*Exercise details:* From the listing below, copy every line with the word "ОСТАНОВКА".

*Records for processing:*
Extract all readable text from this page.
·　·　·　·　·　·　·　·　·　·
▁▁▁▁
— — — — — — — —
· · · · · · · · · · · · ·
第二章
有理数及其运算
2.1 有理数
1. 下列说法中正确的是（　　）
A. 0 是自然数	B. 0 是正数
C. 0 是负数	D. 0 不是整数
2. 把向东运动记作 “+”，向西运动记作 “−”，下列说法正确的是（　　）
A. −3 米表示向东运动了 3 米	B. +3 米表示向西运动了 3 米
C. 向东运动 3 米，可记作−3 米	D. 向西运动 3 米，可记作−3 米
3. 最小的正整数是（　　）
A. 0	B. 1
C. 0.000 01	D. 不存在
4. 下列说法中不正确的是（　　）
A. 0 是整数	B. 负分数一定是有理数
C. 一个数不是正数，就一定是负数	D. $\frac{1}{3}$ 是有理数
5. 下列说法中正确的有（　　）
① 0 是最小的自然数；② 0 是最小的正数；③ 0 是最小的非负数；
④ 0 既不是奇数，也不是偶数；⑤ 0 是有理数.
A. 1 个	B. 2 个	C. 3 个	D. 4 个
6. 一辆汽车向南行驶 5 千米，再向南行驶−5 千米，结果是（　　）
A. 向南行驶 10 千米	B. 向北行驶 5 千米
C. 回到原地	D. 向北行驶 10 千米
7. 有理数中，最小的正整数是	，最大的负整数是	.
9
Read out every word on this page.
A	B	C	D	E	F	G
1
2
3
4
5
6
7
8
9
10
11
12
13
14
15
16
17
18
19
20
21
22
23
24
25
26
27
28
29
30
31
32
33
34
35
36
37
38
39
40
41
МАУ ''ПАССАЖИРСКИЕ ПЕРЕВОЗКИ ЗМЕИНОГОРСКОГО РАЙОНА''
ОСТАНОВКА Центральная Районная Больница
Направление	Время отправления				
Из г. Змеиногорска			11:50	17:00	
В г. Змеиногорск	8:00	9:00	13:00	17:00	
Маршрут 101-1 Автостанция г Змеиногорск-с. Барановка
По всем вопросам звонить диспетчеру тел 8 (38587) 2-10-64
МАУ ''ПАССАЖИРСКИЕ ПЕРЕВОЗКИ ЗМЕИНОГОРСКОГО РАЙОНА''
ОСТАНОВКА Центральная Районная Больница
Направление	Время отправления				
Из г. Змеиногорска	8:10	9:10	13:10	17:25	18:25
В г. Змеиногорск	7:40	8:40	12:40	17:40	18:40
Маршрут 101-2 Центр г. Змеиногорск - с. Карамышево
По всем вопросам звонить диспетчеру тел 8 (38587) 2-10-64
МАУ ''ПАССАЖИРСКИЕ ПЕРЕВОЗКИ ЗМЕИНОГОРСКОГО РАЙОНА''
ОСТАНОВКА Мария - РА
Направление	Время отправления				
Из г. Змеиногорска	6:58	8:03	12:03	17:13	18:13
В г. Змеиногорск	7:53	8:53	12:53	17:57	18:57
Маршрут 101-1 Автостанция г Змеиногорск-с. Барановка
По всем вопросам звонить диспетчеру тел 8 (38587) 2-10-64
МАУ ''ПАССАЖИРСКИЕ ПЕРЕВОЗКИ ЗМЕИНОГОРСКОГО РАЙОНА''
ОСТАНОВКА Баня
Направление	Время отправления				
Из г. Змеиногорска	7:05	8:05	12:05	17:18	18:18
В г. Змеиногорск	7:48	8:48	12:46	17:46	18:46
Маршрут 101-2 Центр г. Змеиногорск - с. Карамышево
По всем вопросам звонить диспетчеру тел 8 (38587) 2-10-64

*Written reply:*
ОСТАНОВКА Центральная Районная Больница
ОСТАНОВКА Центральная Районная Больница
ОСТАНОВКА Мария - РА
ОСТАНОВКА Баня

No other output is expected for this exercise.